##### Belge bölümü
‘İran politikası geri düşmüş bir politikadır’
‘İran politikası geri düşmüş bir politikadır’
‘İran politikası geri düşmüş bir politikadır’
Mahabad Kürt Cumhuriyeti’nin yıkılmasındaki en büyük nedenin büyük güçlerin çıkar anlaşmaları olduğuna dikkat çeken PKK Meclis Üyesi Kasım Engin, “Bu yönüyle İran’ın bu politikası faşizan, ahlaki ölçülerden çok geri düşmüş bir politikadır” dedi.
Engin ile Mahabad Kürt Cumhuriyeti’ni, bunun yarattığı mirası ve Rojava’da verilen güncel mücadeleyi konuştuk.
Mahabad Kürt Cumhuriyeti’nin yıkılmasında İran’ın pozisyonu ve politikası neydi ?
O günün şartlarıyla İran devletinin Mahabad Cumhuriyeti’ne son vermesinden ziyade dönemin hâkim güçleri olan İngiltere’nin, Fransa’nın, Amerika’nın ve kısmen de Sovyet’lerin politikalarına bakmak daha yararlı olur. Kürt örgütlenmesi 1945’te genel KDP oluyor. Bu KDP'nin lideri de Qadi Muhammed’dir. O zamana kadar İkinci Dünya Savaşı bitiyor. Dünya paylaşılıyor. Daha fazla pay kapmak için Mahabad Kürt Cumhuriyeti’ne göz koyuluyor. Bu süreçte Sosyalist Azerbaycan Cumhuriyeti de kuruluyor. Emperyalist devletler Doğu Avrupa yani Polonya ve Almanya’nın bir bölümünü Sovyetlere bırakıyorlar. Sovyetler de Ortadoğu’yu Amerika, İngiltere benzeri güçlere bırakarak anlaşıyorlar. Mahabad ve Azerbaycan Cumhuriyeti Kızıl orduya dayanarak kurulmuştu. Bu anlaşmayla birlikte Kızıl ordu bir anda çekiliyor. Emperyalistlerin çıkarlarına uygun görülmeyen bu cumhuriyetlerin İran tarafından bastırılmasına izin veriliyor. İran’ın durumu budur. Esas ise Amerika, İngiltere ve Fransa’dır. Kendi hâkim oldukları sahaya başkalarının girmesini istemedikleri için hem Azerbaycan hem de Mahabad cumhuriyetleri ortadan kaldırılıyor.
##########
##### Kayıtlı veriler
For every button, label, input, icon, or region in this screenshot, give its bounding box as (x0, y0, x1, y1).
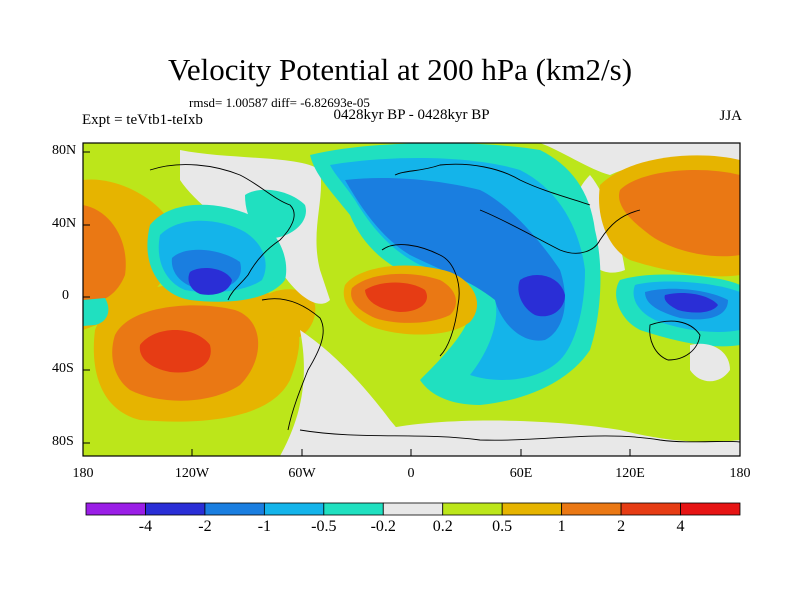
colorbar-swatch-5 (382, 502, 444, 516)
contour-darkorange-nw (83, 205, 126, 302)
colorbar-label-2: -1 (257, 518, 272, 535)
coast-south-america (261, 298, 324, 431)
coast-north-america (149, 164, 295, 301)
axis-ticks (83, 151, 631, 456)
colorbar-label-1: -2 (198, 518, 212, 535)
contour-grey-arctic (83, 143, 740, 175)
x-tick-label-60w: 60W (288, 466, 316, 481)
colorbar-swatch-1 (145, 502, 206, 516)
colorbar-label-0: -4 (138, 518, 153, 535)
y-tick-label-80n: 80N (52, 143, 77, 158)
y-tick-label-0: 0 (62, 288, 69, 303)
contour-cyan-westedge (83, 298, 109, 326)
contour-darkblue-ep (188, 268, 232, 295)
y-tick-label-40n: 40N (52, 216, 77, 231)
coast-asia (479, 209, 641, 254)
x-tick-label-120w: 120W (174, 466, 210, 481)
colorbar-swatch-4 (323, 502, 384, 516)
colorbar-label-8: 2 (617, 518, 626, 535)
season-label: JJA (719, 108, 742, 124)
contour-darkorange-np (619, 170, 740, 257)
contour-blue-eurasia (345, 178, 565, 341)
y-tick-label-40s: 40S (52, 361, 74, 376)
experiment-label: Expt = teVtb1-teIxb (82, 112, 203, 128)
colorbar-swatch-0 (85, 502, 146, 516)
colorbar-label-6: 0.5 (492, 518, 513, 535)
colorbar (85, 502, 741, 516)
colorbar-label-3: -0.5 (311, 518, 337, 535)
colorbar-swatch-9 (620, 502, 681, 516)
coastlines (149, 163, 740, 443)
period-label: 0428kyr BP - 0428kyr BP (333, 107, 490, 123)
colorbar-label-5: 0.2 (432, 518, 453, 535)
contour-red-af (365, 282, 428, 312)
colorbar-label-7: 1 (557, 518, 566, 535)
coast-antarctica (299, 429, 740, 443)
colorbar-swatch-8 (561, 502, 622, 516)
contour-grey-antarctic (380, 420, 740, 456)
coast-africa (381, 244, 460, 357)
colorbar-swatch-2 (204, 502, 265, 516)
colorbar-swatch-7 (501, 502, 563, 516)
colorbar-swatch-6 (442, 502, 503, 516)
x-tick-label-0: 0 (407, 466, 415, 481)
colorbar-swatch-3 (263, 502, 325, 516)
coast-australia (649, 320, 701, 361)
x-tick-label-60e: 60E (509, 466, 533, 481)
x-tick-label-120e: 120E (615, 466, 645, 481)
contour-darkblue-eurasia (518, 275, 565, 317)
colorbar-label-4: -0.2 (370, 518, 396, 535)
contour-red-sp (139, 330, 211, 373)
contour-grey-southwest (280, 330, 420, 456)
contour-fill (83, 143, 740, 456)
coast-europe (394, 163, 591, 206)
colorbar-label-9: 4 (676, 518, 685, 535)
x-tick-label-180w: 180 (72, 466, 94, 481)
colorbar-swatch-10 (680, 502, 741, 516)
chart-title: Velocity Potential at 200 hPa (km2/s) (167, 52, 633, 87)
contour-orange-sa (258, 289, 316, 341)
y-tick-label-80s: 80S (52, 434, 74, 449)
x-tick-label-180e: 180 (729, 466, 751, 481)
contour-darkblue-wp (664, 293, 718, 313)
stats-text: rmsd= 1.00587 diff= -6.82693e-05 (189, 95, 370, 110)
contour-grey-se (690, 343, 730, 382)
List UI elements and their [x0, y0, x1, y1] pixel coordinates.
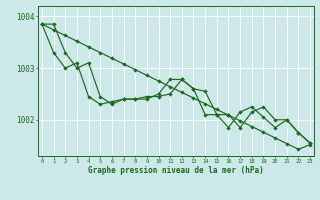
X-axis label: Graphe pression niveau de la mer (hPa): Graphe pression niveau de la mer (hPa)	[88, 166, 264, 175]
##########
### Yapılacaklar
**A)** Veri kümesi satırlarında "colorbar-swatch-5 (382, 502, 444, 516)" içeren satırdan "colorbar-label-0: -4 (138, 518, 153, 535)" içeren satıra kadar, ikisi de dahil olmak üzere, tüm satırları "Sıra" ve "Kayıt satırı" sütunlarından oluşan bir Markdown tablosu olarak biçimlendirin. Boş satırları tabloya almayın.
**B)** Mahabad Kürt Cumhuriyeti üzerine yapılan söyleşiyi bıraktığı yerden sürdürün.
Metin ile satırlar ayrı kaynaklardan alınmıştır.

### Çözülmüş görevler
**A)**
| Sıra | Kayıt satırı |
|---|---|
| 1 | colorbar-swatch-5 (382, 502, 444, 516) |
| 2 | contour-darkorange-nw (83, 205, 126, 302) |
| 3 | colorbar-label-2: -1 (257, 518, 272, 535) |
| 4 | coast-south-america (261, 298, 324, 431) |
| 5 | coast-north-america (149, 164, 295, 301) |
| 6 | axis-ticks (83, 151, 631, 456) |
| 7 | colorbar-label-1: -2 (198, 518, 212, 535) |
| 8 | contour-grey-arctic (83, 143, 740, 175) |
| 9 | x-tick-label-60w: 60W (288, 466, 316, 481) |
| 10 | colorbar-swatch-1 (145, 502, 206, 516) |
| 11 | colorbar-label-0: -4 (138, 518, 153, 535) |

**B)**
Mahabad Kürt Cumhuriyeti’nin yıkılmasında Sovyet’lerin çok büyük etkisi oldu. Bununla bağlantılı olarak öz savunmanın oluşturulması daha iyi sonuçlar getirmez miydi?
Büyük güçler dünyayı paylaşıyor. Kızılordu geri çekiliyor.Bunun karşılığında Doğu Avrupa’yı alıyor. Çıkar çok büyük olunca küçük güçler göz ardı ediliyor. Sovyet’in o dönemdeki politikası parçayı bütüne feda etme üzerinedir. İşin içinde ideolojik ilkesizlik var. Bu Kürtler için de bir dezavantaj oldu. Mahabad’ın binlerce askeri gücü vardı. Hatta profesyonel ordu kurma üzerine tartışmaları da vardı. Öz savunma ne kadar güçlü olursa ayakta kalmak da o derece güçlü olur. Özgüce dayanma esastır, temel ilkedir. Mahabad'ın kendini bu şekilde örgütleyeceği bir şans tanınmadı. İki büyük gücün birleşip tek bıraktığı bir süreçte 11 aylık bir oluşum ne yapabilirdi tabi bu da ayrı bir tartışmadır.
Kürt hareketlerinde parçalanmaların en büyük nedeni birlik oluşturamamalarıdır. Mahabad’ın yıkılmasında bu durumun nasıl bir etkisi oldu?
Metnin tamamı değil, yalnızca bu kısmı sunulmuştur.